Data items

....................

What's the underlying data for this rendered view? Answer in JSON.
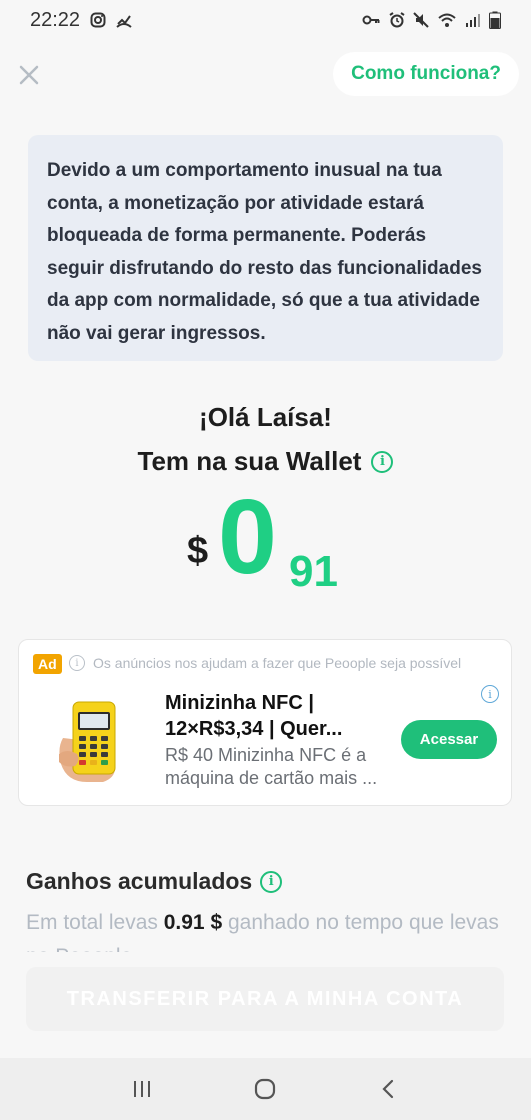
{
  "status_bar": {
    "time": "22:22",
    "icons_left": [
      "instagram-icon",
      "missed-call-icon"
    ],
    "icons_right": [
      "vpn-key-icon",
      "alarm-icon",
      "mute-icon",
      "wifi-icon",
      "signal-icon",
      "battery-icon"
    ]
  },
  "header": {
    "close_icon": "close-icon",
    "how_label": "Como funciona?"
  },
  "notice": {
    "text": "Devido a um comportamento inusual na tua conta, a monetização por atividade estará bloqueada de forma permanente. Poderás seguir disfrutando do resto das funcionalidades da app com normalidade, só que a tua atividade não vai gerar ingressos."
  },
  "greeting": {
    "hello": "¡Olá Laísa!",
    "wallet_label": "Tem na sua Wallet"
  },
  "balance": {
    "currency": "$",
    "integer": "0",
    "decimals": "91"
  },
  "ad": {
    "badge": "Ad",
    "disclaimer": "Os anúncios nos ajudam a fazer que Peoople seja possível",
    "title": "Minizinha NFC | 12×R$3,34 | Quer...",
    "description": "R$ 40 Minizinha NFC é a máquina de cartão mais ...",
    "cta": "Acessar"
  },
  "earnings": {
    "title": "Ganhos acumulados",
    "text_before": "Em total levas ",
    "amount": "0.91 $",
    "text_after": " ganhado no tempo que levas no Peoople"
  },
  "transfer": {
    "label": "TRANSFERIR PARA A MINHA CONTA"
  },
  "nav": {
    "items": [
      "recent-apps-icon",
      "home-icon",
      "back-icon"
    ]
  },
  "colors": {
    "accent": "#1fbf7a",
    "balance_green": "#1fcf84",
    "notice_bg": "#e9edf4",
    "ad_badge": "#f2a400"
  }
}
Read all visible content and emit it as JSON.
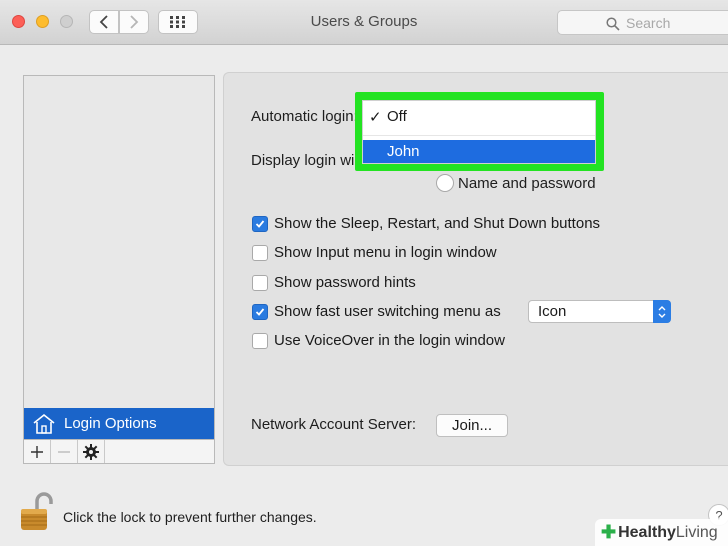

....................

Written exercise ▸ All lines holding the word "levas" should be picked out and copied.

Exercise result ▸
    "text_before": "Em total levas ",
    "text_after": " ganhado no tempo que levas no Peoople"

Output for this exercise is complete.